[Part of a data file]
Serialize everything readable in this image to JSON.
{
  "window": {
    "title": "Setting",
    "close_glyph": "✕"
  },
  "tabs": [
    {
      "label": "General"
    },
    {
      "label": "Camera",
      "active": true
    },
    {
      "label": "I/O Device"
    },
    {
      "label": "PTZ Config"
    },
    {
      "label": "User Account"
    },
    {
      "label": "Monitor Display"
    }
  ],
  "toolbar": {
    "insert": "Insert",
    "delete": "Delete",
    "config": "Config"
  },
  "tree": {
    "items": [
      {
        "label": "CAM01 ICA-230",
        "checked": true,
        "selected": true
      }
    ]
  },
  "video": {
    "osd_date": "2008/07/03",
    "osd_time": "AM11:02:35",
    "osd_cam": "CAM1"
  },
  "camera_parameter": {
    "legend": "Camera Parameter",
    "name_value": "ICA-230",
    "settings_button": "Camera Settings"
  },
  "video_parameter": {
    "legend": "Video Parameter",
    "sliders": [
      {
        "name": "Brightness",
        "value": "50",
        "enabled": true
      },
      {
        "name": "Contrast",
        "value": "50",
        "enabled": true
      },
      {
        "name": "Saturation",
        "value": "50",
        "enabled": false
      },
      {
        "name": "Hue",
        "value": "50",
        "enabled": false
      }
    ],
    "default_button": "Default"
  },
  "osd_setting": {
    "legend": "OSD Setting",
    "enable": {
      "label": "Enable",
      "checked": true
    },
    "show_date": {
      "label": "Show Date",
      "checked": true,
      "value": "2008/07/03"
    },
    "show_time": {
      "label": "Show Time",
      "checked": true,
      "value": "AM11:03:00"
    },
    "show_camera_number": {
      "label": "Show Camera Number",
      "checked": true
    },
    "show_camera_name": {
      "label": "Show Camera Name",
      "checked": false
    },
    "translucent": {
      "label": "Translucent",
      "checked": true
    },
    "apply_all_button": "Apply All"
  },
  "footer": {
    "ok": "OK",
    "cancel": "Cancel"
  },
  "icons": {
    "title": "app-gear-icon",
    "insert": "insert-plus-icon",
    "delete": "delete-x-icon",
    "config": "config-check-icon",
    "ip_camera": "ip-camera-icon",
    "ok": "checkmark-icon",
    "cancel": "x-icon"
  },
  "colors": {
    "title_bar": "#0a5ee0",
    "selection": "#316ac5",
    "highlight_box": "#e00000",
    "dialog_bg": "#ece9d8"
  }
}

§ **SET EXERCISE**:
Repeat the records exactly, including every line.

§ **REPLY TO THE EXERCISE**:
Serialize everything readable in this image to JSON.
{
  "window": {
    "title": "Setting",
    "close_glyph": "✕"
  },
  "tabs": [
    {
      "label": "General"
    },
    {
      "label": "Camera",
      "active": true
    },
    {
      "label": "I/O Device"
    },
    {
      "label": "PTZ Config"
    },
    {
      "label": "User Account"
    },
    {
      "label": "Monitor Display"
    }
  ],
  "toolbar": {
    "insert": "Insert",
    "delete": "Delete",
    "config": "Config"
  },
  "tree": {
    "items": [
      {
        "label": "CAM01 ICA-230",
        "checked": true,
        "selected": true
      }
    ]
  },
  "video": {
    "osd_date": "2008/07/03",
    "osd_time": "AM11:02:35",
    "osd_cam": "CAM1"
  },
  "camera_parameter": {
    "legend": "Camera Parameter",
    "name_value": "ICA-230",
    "settings_button": "Camera Settings"
  },
  "video_parameter": {
    "legend": "Video Parameter",
    "sliders": [
      {
        "name": "Brightness",
        "value": "50",
        "enabled": true
      },
      {
        "name": "Contrast",
        "value": "50",
        "enabled": true
      },
      {
        "name": "Saturation",
        "value": "50",
        "enabled": false
      },
      {
        "name": "Hue",
        "value": "50",
        "enabled": false
      }
    ],
    "default_button": "Default"
  },
  "osd_setting": {
    "legend": "OSD Setting",
    "enable": {
      "label": "Enable",
      "checked": true
    },
    "show_date": {
      "label": "Show Date",
      "checked": true,
      "value": "2008/07/03"
    },
    "show_time": {
      "label": "Show Time",
      "checked": true,
      "value": "AM11:03:00"
    },
    "show_camera_number": {
      "label": "Show Camera Number",
      "checked": true
    },
    "show_camera_name": {
      "label": "Show Camera Name",
      "checked": false
    },
    "translucent": {
      "label": "Translucent",
      "checked": true
    },
    "apply_all_button": "Apply All"
  },
  "footer": {
    "ok": "OK",
    "cancel": "Cancel"
  },
  "icons": {
    "title": "app-gear-icon",
    "insert": "insert-plus-icon",
    "delete": "delete-x-icon",
    "config": "config-check-icon",
    "ip_camera": "ip-camera-icon",
    "ok": "checkmark-icon",
    "cancel": "x-icon"
  },
  "colors": {
    "title_bar": "#0a5ee0",
    "selection": "#316ac5",
    "highlight_box": "#e00000",
    "dialog_bg": "#ece9d8"
  }
}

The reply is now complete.